▶ [EXTRAIT SOURCE]
Dans l’histoire récente de la démocratie au Mali, un constat amer s’impose : les politiciens en mal de crédibilité et de popularité se sont convertis en courtisans bon teint des leaders religieux. C’est pourquoi, dans les stades, les salles de conférences, dans les établissements scolaires, lors des campagnes électorales et de rassemblements à caractère religieux, les ‘’démocrates maliens’’ se battent avec corps et âme pour être aperçus par les notoriétés musulmanes.

Avec le temps, cette courtisanerie a fini par mettre au devant de la scène politique bien de leaders musulmans. La conséquence constatée c’est que les gouvernants garants de la laïcité de l’État se sont mués en croyants bon teint qui foulent au pied cette laïcité qui, pourtant, a permis au Mali d’être l’un des pays, où l’appartenance religieuse s’accommodait bien avec ladite laïcité.

Notons au passage que la laïcité ne signifie nullement choisir seulement entre les religions comme on le penserait ici. La laïcité de l’État, c’est la séparation des affaires de l’État et des églises et des mosquées. N’en déplaise aux politiciens démagogues !

De plus en plus, les politiciens maliens, fuyant tout débat scientifique, mettent en avant leur penchant religieux chaque fois qu’ils interviennent sur les problèmes de la nation. Ainsi, ils n’ont cesse de se blottir derrière le nom de Dieu pour être dans les grâces des leaders religieux capables de leur fournir les voix indispensables à leur élection aux différentes instances politiques du pays. Peu importe s’ils n’ont aucune vision, aucun projet sérieux pour le devenir de ce pays !

▶ [CONSIGNE 1] Relevez chaque ligne des enregistrements qui contient le mot « component ».
Le texte et les enregistrements n'ont aucun lien entre eux.

[Entrées d'éléments encadrés]
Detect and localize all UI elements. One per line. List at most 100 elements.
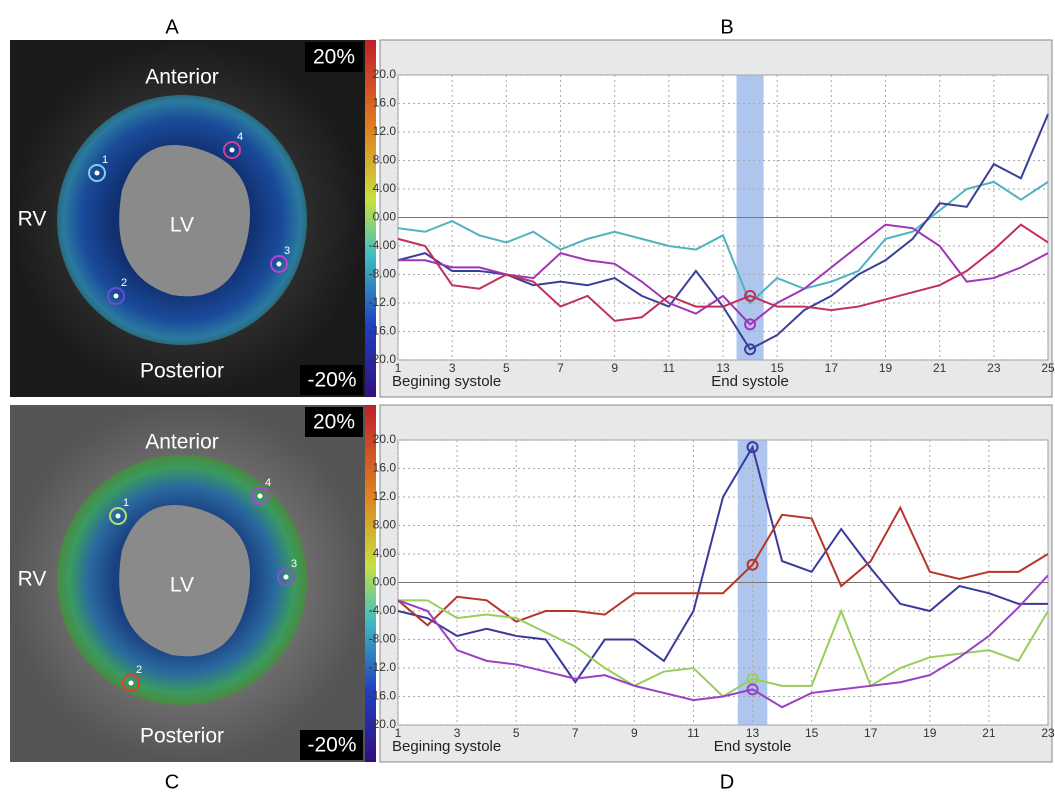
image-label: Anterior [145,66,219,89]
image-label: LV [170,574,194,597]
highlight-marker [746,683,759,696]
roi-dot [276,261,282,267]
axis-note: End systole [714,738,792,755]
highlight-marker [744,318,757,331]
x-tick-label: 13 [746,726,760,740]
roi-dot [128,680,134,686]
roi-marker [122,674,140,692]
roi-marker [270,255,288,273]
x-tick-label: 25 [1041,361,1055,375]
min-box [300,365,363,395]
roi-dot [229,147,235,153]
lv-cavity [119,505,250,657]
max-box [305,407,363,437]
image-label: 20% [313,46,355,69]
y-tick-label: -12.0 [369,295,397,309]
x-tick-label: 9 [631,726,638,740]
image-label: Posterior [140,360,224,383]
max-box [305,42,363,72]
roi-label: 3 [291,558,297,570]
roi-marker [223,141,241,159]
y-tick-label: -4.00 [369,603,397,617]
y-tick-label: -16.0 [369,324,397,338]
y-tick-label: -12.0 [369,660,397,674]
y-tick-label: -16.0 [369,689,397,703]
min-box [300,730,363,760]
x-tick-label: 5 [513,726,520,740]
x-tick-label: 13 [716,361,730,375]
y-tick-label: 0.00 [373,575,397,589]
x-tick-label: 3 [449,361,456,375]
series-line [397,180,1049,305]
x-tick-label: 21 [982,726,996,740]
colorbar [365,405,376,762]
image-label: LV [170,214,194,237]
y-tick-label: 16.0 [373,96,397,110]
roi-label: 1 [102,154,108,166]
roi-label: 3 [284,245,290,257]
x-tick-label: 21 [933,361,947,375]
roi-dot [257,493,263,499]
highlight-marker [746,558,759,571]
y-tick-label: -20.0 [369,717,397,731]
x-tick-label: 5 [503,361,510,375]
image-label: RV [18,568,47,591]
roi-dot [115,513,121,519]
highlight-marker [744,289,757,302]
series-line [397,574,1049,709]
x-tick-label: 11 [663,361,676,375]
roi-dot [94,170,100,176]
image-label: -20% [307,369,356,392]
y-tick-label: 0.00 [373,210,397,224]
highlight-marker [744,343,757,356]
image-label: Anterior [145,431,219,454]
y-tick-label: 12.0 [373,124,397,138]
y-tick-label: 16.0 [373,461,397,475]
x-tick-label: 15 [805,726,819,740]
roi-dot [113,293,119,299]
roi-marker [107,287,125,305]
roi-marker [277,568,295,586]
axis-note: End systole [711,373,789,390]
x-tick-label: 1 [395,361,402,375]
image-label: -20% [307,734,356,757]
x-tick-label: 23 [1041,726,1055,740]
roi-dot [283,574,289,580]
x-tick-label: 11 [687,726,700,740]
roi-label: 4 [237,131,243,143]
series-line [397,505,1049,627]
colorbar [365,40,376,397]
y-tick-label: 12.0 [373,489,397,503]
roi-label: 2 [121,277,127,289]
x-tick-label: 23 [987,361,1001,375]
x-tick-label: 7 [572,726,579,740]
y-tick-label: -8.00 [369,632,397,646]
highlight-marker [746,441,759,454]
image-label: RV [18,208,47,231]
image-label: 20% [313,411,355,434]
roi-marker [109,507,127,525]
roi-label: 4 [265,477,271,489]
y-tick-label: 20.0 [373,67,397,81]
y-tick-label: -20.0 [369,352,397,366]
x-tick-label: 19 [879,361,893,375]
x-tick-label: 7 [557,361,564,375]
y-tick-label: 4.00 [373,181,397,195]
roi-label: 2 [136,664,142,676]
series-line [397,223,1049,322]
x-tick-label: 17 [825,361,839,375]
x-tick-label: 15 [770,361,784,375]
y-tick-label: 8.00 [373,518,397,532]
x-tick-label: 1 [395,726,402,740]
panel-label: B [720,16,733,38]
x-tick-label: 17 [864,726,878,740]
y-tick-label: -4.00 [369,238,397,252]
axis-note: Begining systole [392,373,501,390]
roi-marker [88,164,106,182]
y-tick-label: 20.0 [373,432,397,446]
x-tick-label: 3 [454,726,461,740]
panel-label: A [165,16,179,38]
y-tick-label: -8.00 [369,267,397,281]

==

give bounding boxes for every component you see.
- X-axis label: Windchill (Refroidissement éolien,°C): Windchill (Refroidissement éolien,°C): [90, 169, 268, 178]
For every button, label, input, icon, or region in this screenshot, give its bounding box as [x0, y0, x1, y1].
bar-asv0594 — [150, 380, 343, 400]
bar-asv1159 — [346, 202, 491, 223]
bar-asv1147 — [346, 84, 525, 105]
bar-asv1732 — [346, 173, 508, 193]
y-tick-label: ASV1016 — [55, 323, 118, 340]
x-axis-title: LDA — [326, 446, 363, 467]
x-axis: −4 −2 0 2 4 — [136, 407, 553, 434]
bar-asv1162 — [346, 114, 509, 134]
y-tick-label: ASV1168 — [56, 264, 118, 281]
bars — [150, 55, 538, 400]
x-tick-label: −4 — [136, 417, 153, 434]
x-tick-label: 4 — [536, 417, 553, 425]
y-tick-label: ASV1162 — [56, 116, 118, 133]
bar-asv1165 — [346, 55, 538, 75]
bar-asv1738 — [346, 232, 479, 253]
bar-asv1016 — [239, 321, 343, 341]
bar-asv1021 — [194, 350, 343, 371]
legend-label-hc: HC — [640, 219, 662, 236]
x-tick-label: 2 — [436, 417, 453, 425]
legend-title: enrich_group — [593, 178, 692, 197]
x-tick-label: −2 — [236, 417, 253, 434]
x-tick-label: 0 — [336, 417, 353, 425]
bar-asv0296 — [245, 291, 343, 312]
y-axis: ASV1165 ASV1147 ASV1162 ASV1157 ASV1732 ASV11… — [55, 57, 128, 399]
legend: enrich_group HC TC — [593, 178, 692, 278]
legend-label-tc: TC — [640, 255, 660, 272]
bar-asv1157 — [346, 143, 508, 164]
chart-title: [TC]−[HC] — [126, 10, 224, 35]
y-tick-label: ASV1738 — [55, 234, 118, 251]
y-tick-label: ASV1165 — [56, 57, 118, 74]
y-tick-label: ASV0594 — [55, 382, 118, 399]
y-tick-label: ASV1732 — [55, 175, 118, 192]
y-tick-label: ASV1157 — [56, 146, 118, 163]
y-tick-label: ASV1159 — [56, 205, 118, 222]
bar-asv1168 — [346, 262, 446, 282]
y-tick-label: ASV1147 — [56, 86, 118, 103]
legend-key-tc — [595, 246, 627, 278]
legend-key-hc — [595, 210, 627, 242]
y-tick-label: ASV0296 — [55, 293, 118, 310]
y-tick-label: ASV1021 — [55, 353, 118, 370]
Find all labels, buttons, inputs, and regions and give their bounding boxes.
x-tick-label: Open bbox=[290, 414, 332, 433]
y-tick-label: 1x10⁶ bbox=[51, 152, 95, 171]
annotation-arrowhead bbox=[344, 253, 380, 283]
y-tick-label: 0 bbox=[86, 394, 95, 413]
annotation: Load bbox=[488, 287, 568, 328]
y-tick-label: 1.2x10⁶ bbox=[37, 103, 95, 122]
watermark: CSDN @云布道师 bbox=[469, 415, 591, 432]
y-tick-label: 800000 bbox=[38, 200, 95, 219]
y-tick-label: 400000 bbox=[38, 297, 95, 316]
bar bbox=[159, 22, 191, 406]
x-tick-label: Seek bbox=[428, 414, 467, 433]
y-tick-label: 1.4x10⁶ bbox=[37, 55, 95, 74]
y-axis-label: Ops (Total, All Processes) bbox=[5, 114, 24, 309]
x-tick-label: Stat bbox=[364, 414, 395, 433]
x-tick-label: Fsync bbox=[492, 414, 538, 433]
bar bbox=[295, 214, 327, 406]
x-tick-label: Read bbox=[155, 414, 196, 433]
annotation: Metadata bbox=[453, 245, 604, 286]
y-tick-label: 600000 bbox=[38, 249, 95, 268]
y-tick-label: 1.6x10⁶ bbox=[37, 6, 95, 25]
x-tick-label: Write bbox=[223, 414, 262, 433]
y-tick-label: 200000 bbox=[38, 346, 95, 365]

* * *

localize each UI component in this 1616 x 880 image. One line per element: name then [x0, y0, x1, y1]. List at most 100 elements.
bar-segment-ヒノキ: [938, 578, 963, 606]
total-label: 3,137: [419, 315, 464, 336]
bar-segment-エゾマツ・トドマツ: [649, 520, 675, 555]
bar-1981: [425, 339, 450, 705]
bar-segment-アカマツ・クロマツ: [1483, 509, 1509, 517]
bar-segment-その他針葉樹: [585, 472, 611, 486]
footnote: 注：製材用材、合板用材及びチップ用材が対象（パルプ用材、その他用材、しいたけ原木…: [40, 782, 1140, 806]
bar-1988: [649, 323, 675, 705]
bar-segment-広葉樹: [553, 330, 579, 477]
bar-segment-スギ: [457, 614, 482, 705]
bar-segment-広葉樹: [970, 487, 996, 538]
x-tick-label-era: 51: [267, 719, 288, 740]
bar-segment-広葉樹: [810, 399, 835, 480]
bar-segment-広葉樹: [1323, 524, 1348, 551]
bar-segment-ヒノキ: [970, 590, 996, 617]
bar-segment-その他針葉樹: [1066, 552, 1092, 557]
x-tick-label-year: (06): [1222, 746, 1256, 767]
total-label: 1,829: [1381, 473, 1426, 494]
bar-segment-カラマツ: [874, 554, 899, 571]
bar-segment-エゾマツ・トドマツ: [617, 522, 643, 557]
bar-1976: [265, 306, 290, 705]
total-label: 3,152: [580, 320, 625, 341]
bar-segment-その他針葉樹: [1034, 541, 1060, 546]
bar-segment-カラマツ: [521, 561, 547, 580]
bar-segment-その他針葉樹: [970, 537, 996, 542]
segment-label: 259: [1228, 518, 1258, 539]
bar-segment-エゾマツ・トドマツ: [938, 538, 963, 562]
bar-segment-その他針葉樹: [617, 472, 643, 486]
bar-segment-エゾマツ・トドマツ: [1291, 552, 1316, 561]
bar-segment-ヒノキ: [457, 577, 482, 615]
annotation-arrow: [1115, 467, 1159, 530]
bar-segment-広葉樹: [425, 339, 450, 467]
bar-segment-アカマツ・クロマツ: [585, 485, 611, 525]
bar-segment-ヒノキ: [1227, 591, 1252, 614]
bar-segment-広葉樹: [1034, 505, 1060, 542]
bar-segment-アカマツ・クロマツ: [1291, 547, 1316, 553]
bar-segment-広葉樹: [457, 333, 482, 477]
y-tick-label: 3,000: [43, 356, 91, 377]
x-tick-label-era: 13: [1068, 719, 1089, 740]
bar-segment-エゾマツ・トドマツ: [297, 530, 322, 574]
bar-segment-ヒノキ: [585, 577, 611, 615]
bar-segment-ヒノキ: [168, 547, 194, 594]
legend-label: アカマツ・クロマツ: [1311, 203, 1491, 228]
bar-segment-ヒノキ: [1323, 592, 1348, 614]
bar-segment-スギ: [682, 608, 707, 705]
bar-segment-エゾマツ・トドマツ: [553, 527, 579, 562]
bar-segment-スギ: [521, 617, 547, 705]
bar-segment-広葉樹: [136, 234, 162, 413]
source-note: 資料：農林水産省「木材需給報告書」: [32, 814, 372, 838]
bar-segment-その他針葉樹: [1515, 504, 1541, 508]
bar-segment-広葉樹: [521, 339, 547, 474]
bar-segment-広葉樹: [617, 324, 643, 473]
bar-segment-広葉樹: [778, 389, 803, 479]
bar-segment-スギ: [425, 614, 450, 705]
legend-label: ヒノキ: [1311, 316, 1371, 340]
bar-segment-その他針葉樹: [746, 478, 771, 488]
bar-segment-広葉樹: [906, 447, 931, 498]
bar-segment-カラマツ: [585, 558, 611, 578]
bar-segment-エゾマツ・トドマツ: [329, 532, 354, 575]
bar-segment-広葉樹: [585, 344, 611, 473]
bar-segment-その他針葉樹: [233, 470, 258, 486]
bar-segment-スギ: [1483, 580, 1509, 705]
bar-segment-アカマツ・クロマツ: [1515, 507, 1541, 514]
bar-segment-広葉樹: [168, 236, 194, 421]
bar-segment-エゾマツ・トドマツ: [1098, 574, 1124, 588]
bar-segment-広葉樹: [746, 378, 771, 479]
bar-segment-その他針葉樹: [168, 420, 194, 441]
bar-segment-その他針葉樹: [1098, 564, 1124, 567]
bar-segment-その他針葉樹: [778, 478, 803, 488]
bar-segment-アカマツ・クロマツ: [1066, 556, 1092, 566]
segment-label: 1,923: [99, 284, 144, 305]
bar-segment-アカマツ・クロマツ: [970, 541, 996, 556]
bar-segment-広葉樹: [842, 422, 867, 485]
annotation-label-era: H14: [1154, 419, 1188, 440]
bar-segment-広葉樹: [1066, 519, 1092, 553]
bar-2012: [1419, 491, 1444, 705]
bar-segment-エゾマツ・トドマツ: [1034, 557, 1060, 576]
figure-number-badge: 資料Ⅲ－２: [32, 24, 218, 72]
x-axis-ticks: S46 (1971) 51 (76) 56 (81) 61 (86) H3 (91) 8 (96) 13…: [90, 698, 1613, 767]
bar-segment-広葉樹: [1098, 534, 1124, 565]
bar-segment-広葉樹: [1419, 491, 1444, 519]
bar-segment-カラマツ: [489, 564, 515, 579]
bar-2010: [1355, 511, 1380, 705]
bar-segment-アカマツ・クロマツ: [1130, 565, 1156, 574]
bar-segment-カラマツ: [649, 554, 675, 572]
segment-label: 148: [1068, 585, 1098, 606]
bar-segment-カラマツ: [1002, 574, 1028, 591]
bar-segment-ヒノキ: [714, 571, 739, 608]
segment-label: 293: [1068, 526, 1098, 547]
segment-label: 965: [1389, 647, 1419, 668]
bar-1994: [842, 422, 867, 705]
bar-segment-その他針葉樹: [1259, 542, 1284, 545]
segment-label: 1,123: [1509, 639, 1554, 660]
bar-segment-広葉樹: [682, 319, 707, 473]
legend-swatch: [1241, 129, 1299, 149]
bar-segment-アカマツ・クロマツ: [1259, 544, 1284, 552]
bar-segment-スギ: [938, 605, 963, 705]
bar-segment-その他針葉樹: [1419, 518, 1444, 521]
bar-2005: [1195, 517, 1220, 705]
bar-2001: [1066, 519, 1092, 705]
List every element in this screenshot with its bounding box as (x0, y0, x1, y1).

▶ [CONSIGNE 2] Énumérez les lieux et occasions où, d'après le texte sur la laïcité au Mali, les « démocrates maliens » cherchent à être aperçus par les notoriétés musulmanes.

▶ [RÉSULTAT FINAL 1]
give bounding boxes for every component you see.
localize each UI component in this 1616 x 880 image. One line per element: name then [x0, y0, x1, y1]. List at most 100 elements.

▶ [RÉSULTAT FINAL 2]
- les stades
- les salles de conférences
- les établissements scolaires
- les campagnes électorales
- les rassemblements à caractère religieux